= Description of the task =
Wherever the word "月平均每天用电" appears in a line, extract that line.

▬▬▬

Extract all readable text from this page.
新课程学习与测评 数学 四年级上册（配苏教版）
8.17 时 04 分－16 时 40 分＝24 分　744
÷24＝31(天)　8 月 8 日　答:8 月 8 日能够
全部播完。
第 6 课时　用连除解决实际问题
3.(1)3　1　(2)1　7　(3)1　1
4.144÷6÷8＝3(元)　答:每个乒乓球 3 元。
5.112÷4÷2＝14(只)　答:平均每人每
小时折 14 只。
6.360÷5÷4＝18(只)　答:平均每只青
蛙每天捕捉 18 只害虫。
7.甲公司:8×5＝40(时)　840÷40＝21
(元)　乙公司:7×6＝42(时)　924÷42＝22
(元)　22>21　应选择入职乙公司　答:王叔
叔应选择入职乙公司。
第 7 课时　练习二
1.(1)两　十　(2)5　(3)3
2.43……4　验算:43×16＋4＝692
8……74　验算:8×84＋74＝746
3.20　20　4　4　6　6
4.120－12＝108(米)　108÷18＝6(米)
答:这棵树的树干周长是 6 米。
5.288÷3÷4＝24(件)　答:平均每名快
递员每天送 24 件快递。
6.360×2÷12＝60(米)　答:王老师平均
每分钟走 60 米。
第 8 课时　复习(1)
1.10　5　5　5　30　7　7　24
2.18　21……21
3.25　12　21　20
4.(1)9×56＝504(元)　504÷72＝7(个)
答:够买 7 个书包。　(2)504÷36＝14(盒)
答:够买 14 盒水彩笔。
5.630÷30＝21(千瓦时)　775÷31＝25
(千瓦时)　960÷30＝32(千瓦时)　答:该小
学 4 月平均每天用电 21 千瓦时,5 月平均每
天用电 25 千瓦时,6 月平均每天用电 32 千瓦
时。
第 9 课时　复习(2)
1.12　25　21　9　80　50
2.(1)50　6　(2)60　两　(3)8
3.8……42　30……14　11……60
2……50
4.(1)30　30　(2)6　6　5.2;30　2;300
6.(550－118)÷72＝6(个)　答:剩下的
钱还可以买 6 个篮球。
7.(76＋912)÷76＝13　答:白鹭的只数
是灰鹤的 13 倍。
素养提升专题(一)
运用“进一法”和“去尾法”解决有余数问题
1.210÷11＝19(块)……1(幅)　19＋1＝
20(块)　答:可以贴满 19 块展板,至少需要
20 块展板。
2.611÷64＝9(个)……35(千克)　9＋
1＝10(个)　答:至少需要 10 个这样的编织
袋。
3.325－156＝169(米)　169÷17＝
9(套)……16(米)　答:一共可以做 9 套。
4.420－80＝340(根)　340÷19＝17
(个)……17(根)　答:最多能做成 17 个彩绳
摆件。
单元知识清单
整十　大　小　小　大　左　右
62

▬▬▬

= Solution to this problem =
学 4 月平均每天用电 21 千瓦时,5 月平均每
天用电 25 千瓦时,6 月平均每天用电 32 千瓦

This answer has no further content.